Task set:
• 1. Translate this sentence from the interview on Brazil's office real estate market into Spanish: "Whenever economies grow, people need offices to build their businesses in, and I’m sure that’s what you’re investing in."
• 2. Write the next part of the interview on Brazil's office real estate market, starting right after its last line.

David Snow, Privcap: Today, we’re joined by Flavio Mantesso of Wise Capital. Flavio, welcome to Privcap. Thanks for being here.

Flavio Mantesso, Wise Capital: Nice to meet you, David. Thank you.

Snow: You invest in the Brazilian office real estate market and I’m fascinated to hear what you have to say about the opportunities in Brazil. Clearly, the economy has been growing. Whenever economies grow, people need offices to build their businesses in, and I’m sure that’s what you’re investing in. Can you talk about the most important dynamics that are driving the office market in Brazil today?

Mantesso: The most important dynamics are the demand and supply. As you know, in every business, demand has been decreasing this year, but it’s consistently among the average since the early 1990s, among the deviations, and we expect it to grow in the next years. [With] supply, on the other hand, new construction starts where we measure the initiation of supply had decreased during this year. Expected deliveries for 2015 and 2016 have decreased substantially to 40% of what it was in 2014 and 70% in 2016 related to 2014. So, all the stock that was delivered during this period will be absorbed, and we expect vacancy rates to start to decrease in 2016, with rents coming up since then.

Snow: Talk about how the debt markets work in the real estate market in Brazil. How do you finance your deals? How much debt is available and what kinds of groups are supplying debt typically?

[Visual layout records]
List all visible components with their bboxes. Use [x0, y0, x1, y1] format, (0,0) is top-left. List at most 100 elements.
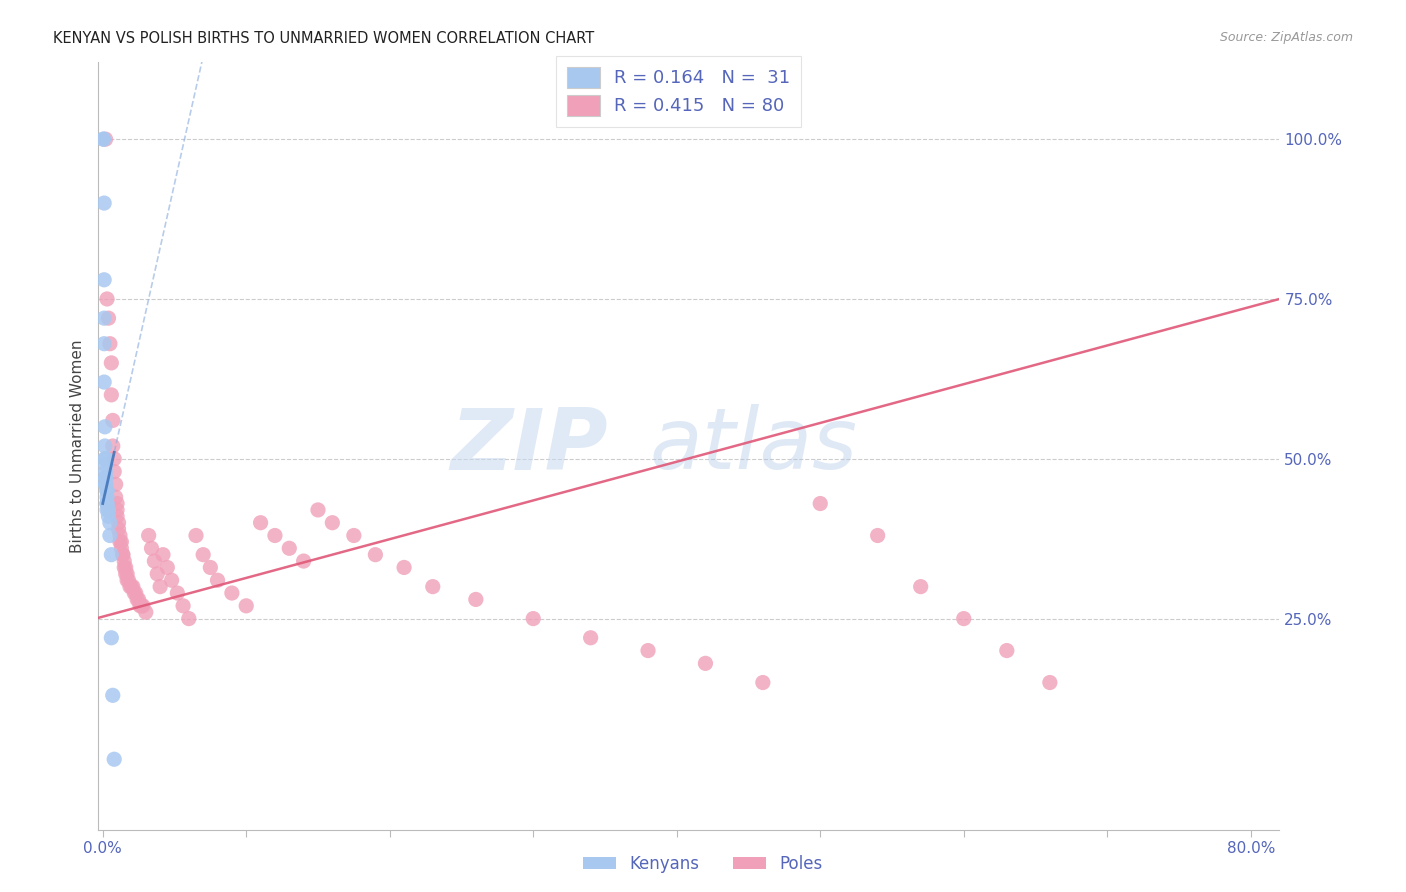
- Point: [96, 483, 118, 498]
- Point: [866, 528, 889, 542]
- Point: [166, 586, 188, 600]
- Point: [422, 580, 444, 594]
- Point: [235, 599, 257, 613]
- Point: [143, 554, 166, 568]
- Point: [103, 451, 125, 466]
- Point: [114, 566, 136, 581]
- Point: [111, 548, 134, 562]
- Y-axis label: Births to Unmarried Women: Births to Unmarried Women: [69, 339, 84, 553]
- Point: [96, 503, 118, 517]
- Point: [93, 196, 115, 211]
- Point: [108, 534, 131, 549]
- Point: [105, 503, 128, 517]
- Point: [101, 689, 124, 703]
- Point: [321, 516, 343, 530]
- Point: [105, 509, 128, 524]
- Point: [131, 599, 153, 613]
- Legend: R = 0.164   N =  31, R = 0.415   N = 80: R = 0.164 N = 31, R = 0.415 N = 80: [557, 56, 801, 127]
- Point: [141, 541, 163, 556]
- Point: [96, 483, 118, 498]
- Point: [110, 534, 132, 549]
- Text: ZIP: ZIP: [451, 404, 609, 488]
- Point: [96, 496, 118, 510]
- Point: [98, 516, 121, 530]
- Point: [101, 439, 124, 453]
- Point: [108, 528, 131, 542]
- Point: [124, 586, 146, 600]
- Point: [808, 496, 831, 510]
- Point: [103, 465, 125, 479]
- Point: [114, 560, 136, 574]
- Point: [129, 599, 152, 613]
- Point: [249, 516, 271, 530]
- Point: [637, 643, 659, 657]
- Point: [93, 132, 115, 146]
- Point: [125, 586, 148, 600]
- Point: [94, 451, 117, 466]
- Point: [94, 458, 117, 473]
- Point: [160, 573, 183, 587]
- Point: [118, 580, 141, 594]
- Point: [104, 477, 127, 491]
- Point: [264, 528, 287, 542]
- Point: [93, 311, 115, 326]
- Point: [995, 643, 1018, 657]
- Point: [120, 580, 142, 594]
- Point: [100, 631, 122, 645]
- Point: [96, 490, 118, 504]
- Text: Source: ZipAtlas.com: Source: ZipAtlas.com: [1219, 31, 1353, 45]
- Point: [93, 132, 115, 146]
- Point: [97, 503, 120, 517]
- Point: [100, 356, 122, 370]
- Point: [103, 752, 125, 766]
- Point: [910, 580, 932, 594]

Outputs:
• 1. Siempre que las economías crecen, la gente necesita oficinas donde desarrollar sus negocios, y estoy seguro de que eso es en lo que usted está invirtiendo.

• 2.
Mantesso: Financing in Brazil for the commercial properties for office buildings is too expensive. Interest rates in Brazil are high, one of the highest in the world. Financing will cost around 14%, so in the strategies that are aimed to add value in properties, it’s not possible to leverage. In development, you can leverage the construction part of it, but it’s a small part of leverage as development would achieve higher returns like 25%. That’s our target for our next fund actually.

Snow: Would you be open to having partners in investing in some of these properties?

Mantesso: We could have partners investing along with us. We may maintain the control of the investment as we designed the strategy, we execute the strategy. We keep all the return to the investors since we buy the land and we hire the construction company. We do all things. We don’t enter in third-party projects, but we can receive other investors to invest alongside us in bigger deals.

Snow: What are the current drivers of demand or what have been the historic drivers of demand in the Brazilian market? What are people using the office spaces for? What do these companies look like?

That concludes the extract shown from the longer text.